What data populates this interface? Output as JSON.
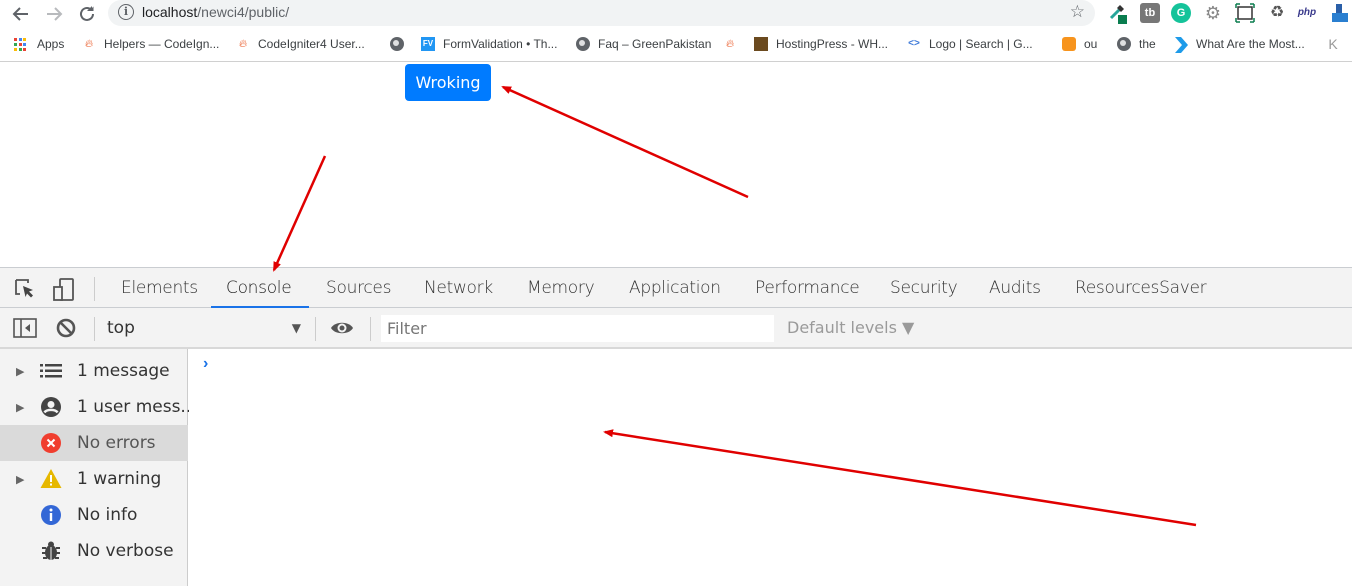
{
  "browser": {
    "url_host": "localhost",
    "url_path": "/newci4/public/",
    "nav": {
      "back": "back-icon",
      "forward": "forward-icon",
      "reload": "reload-icon"
    },
    "extensions": [
      "eyedropper-extension",
      "tb-extension",
      "grammarly-extension",
      "gear-extension",
      "screenshot-extension",
      "recycle-extension",
      "php-extension",
      "user-extension"
    ],
    "ext_labels": {
      "tb": "tb",
      "grammarly": "G",
      "php": "php"
    },
    "bookmarks": [
      {
        "label": "Apps",
        "icon": "apps-grid-icon"
      },
      {
        "label": "Helpers — CodeIgn...",
        "icon": "codeigniter-flame-icon"
      },
      {
        "label": "CodeIgniter4 User...",
        "icon": "codeigniter-flame-icon"
      },
      {
        "label": "",
        "icon": "globe-icon"
      },
      {
        "label": "FormValidation • Th...",
        "icon": "fv-icon",
        "badge": "FV"
      },
      {
        "label": "Faq – GreenPakistan",
        "icon": "globe-icon"
      },
      {
        "label": "",
        "icon": "codeigniter-flame-icon"
      },
      {
        "label": "HostingPress - WH...",
        "icon": "hostingpress-icon"
      },
      {
        "label": "Logo | Search | G...",
        "icon": "code-brackets-icon",
        "badge": "<>"
      },
      {
        "label": "ou",
        "icon": "orange-cube-icon"
      },
      {
        "label": "the",
        "icon": "globe-icon"
      },
      {
        "label": "What Are the Most...",
        "icon": "chevron-bookmark-icon"
      },
      {
        "label": "",
        "icon": "k-logo-icon"
      }
    ]
  },
  "page": {
    "button_label": "Wroking",
    "button_color": "#007bff"
  },
  "devtools": {
    "tabs": [
      {
        "label": "Elements"
      },
      {
        "label": "Console",
        "active": true
      },
      {
        "label": "Sources"
      },
      {
        "label": "Network"
      },
      {
        "label": "Memory"
      },
      {
        "label": "Application"
      },
      {
        "label": "Performance"
      },
      {
        "label": "Security"
      },
      {
        "label": "Audits"
      },
      {
        "label": "ResourcesSaver"
      }
    ],
    "toolbar": {
      "context": "top",
      "filter_placeholder": "Filter",
      "filter_value": "",
      "levels": "Default levels ▼"
    },
    "sidebar": [
      {
        "label": "1 message",
        "icon": "list-icon",
        "expandable": true
      },
      {
        "label": "1 user mess...",
        "icon": "user-icon",
        "expandable": true
      },
      {
        "label": "No errors",
        "icon": "error-icon",
        "expandable": false,
        "selected": true
      },
      {
        "label": "1 warning",
        "icon": "warning-icon",
        "expandable": true
      },
      {
        "label": "No info",
        "icon": "info-icon",
        "expandable": false
      },
      {
        "label": "No verbose",
        "icon": "bug-icon",
        "expandable": false
      }
    ],
    "prompt": "›"
  },
  "colors": {
    "accent": "#1a73e8",
    "error": "#f03e2f",
    "warning": "#e6b800",
    "info": "#3367d6",
    "annotation": "#e00000"
  }
}
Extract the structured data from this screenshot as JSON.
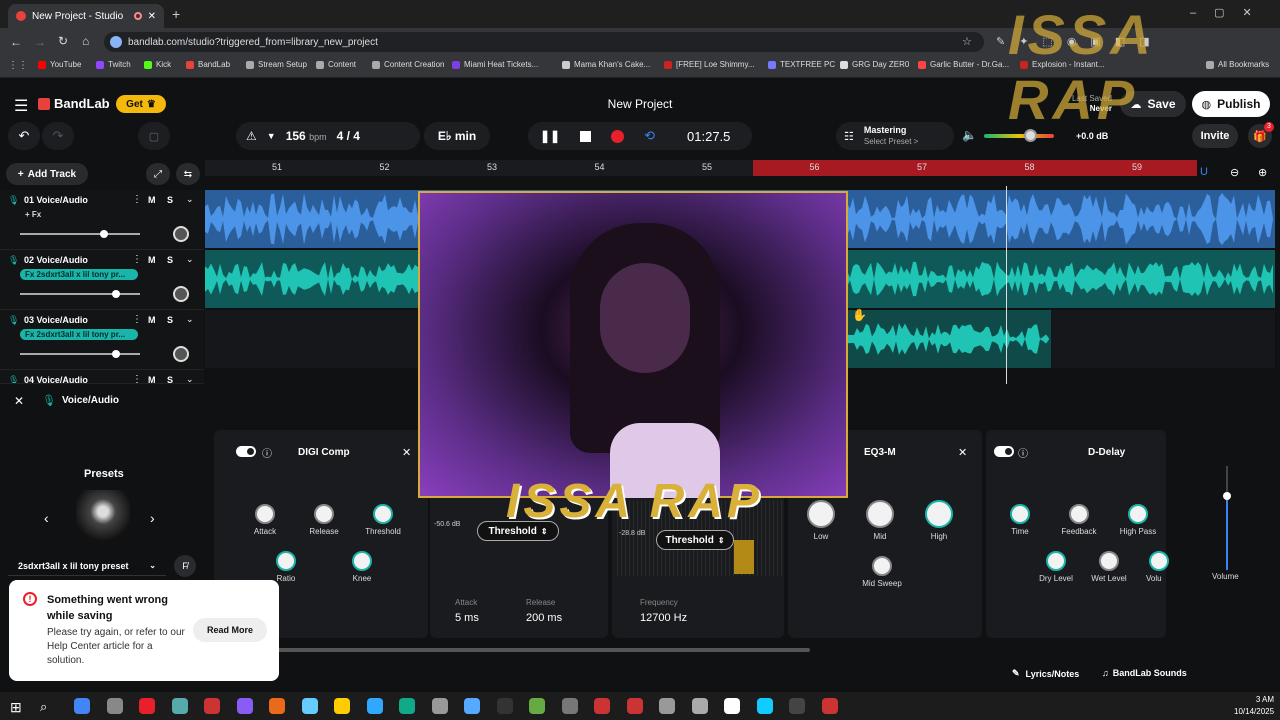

━━━━━━

All records should be output exactly, with the pictures left out.

**Written response:**
What data populates this interface? Output as JSON.
{
  "browser": {
    "url_host": "localhost",
    "url_path": "/newci4/public/",
    "nav": {
      "back": "back-icon",
      "forward": "forward-icon",
      "reload": "reload-icon"
    },
    "extensions": [
      "eyedropper-extension",
      "tb-extension",
      "grammarly-extension",
      "gear-extension",
      "screenshot-extension",
      "recycle-extension",
      "php-extension",
      "user-extension"
    ],
    "ext_labels": {
      "tb": "tb",
      "grammarly": "G",
      "php": "php"
    },
    "bookmarks": [
      {
        "label": "Apps",
        "icon": "apps-grid-icon"
      },
      {
        "label": "Helpers — CodeIgn...",
        "icon": "codeigniter-flame-icon"
      },
      {
        "label": "CodeIgniter4 User...",
        "icon": "codeigniter-flame-icon"
      },
      {
        "label": "",
        "icon": "globe-icon"
      },
      {
        "label": "FormValidation • Th...",
        "icon": "fv-icon",
        "badge": "FV"
      },
      {
        "label": "Faq – GreenPakistan",
        "icon": "globe-icon"
      },
      {
        "label": "",
        "icon": "codeigniter-flame-icon"
      },
      {
        "label": "HostingPress - WH...",
        "icon": "hostingpress-icon"
      },
      {
        "label": "Logo | Search | G...",
        "icon": "code-brackets-icon",
        "badge": "<>"
      },
      {
        "label": "ou",
        "icon": "orange-cube-icon"
      },
      {
        "label": "the",
        "icon": "globe-icon"
      },
      {
        "label": "What Are the Most...",
        "icon": "chevron-bookmark-icon"
      },
      {
        "label": "",
        "icon": "k-logo-icon"
      }
    ]
  },
  "page": {
    "button_label": "Wroking",
    "button_color": "#007bff"
  },
  "devtools": {
    "tabs": [
      {
        "label": "Elements"
      },
      {
        "label": "Console",
        "active": true
      },
      {
        "label": "Sources"
      },
      {
        "label": "Network"
      },
      {
        "label": "Memory"
      },
      {
        "label": "Application"
      },
      {
        "label": "Performance"
      },
      {
        "label": "Security"
      },
      {
        "label": "Audits"
      },
      {
        "label": "ResourcesSaver"
      }
    ],
    "toolbar": {
      "context": "top",
      "filter_placeholder": "Filter",
      "filter_value": "",
      "levels": "Default levels ▼"
    },
    "sidebar": [
      {
        "label": "1 message",
        "icon": "list-icon",
        "expandable": true
      },
      {
        "label": "1 user mess...",
        "icon": "user-icon",
        "expandable": true
      },
      {
        "label": "No errors",
        "icon": "error-icon",
        "expandable": false,
        "selected": true
      },
      {
        "label": "1 warning",
        "icon": "warning-icon",
        "expandable": true
      },
      {
        "label": "No info",
        "icon": "info-icon",
        "expandable": false
      },
      {
        "label": "No verbose",
        "icon": "bug-icon",
        "expandable": false
      }
    ],
    "prompt": "›"
  },
  "colors": {
    "accent": "#1a73e8",
    "error": "#f03e2f",
    "warning": "#e6b800",
    "info": "#3367d6",
    "annotation": "#e00000"
  }
}
Extract the structured data from this screenshot as JSON.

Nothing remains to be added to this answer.